**Travail à faire**
Dans l'article sur Anise Koltz, relevez dans l'ordre chacun des vers de la citation poétique placée entre guillemets, un vers par ligne.

Anise Koltz : poétesse hors du temps

24 mar. 2023
Anise Koltz : poétesse hors du temps

Article en Français
Auteur: Isabelle Debuchy

Le 1er mars dernier, on apprenait le décès à 94 ans d’une grande dame et poétesse européenne Anise Koltz. Au concert d’éloges, nous ajoutons notre voix.

Faites l’expérience : ouvrez un livre de poésies d’Anise Koltz (1928-2023), vous vous sentirez happé dans un continuum spatio-temporel. : « Dans chaque vie/il y a une autre vie//Je suis née et pas née//Ma mort/n’a ni fin/ni commencement » (1) Au cours de son existence, la poétesse semble avoir été mue par un perpétuel étonnement, un questionnement sur ce mystère infini de l’avant de la naissance. Sans doute a-t-elle été surprise par Atropos, l’une des trois Parques de la mythologie grecque, qui a mis de manière inflexible un terme à son existence ; a rompu le fil du tissage de ses mots, de la marche poignante de ses vers âpres et concis.

**Données fournies**
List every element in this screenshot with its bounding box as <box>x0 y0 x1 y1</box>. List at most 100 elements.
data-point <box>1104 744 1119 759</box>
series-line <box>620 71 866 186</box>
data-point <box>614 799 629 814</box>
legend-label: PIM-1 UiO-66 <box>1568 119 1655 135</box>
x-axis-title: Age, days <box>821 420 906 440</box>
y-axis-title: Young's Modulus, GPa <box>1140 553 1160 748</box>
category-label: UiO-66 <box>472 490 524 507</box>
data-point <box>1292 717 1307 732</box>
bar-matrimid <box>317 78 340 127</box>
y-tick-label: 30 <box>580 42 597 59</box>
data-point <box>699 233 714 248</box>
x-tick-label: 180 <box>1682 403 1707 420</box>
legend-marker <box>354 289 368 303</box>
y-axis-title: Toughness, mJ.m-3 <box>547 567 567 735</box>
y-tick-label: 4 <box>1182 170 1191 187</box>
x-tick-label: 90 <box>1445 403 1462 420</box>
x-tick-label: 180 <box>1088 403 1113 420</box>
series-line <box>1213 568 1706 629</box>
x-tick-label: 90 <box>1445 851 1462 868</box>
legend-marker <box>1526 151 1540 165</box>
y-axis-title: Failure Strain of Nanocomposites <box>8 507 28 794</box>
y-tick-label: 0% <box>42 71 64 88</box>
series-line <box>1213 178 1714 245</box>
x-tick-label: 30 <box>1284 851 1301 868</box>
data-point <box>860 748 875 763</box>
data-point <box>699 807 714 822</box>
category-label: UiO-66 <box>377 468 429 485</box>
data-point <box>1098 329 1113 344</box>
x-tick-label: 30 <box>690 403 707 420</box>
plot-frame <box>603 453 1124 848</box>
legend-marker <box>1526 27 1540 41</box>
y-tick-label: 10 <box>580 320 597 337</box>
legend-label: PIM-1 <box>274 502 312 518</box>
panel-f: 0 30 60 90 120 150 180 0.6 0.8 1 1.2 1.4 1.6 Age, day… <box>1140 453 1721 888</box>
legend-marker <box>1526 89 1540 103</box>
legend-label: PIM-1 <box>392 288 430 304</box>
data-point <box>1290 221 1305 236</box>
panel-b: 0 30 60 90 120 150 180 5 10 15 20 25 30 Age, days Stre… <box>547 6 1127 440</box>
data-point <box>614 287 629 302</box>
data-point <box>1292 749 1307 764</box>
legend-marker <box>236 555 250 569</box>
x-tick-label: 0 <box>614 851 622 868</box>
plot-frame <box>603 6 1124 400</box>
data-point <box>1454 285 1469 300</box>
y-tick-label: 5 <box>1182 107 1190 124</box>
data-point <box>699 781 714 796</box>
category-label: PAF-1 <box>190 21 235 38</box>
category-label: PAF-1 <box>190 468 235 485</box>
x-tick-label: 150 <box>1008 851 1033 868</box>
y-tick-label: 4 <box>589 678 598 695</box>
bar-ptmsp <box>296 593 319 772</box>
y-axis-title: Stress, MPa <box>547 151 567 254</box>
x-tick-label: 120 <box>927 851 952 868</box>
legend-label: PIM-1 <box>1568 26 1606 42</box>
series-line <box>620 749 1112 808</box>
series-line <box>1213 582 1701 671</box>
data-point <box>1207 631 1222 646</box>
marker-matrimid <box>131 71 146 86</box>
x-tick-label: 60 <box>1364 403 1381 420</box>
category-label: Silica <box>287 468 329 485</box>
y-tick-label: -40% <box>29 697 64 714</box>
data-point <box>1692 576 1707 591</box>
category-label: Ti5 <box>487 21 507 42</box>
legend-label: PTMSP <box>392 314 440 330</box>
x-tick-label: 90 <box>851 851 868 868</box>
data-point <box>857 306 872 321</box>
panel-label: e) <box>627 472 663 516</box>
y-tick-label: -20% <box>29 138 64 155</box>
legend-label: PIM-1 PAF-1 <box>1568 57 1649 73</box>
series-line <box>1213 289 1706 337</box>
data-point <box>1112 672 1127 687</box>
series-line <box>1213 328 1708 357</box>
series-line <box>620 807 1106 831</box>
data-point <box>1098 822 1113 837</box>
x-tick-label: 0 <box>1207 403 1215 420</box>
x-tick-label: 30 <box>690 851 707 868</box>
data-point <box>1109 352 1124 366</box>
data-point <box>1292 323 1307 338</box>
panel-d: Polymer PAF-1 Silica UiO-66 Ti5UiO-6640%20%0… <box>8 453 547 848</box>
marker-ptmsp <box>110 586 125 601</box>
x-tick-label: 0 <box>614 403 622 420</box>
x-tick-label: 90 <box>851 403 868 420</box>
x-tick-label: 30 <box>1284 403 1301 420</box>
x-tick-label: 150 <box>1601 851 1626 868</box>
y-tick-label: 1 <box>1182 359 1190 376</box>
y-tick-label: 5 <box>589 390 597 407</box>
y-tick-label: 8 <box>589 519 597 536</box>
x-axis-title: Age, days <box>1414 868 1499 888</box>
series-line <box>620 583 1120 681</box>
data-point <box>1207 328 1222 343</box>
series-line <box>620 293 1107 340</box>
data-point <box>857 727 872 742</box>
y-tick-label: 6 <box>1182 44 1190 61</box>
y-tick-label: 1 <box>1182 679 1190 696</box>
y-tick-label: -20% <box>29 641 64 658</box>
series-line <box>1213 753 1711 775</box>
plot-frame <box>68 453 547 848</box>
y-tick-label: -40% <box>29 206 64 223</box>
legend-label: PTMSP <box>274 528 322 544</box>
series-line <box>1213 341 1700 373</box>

**Réponse finale**
Dans chaque vie
il y a une autre vie
Je suis née et pas née
Ma mort
n’a ni fin
ni commencement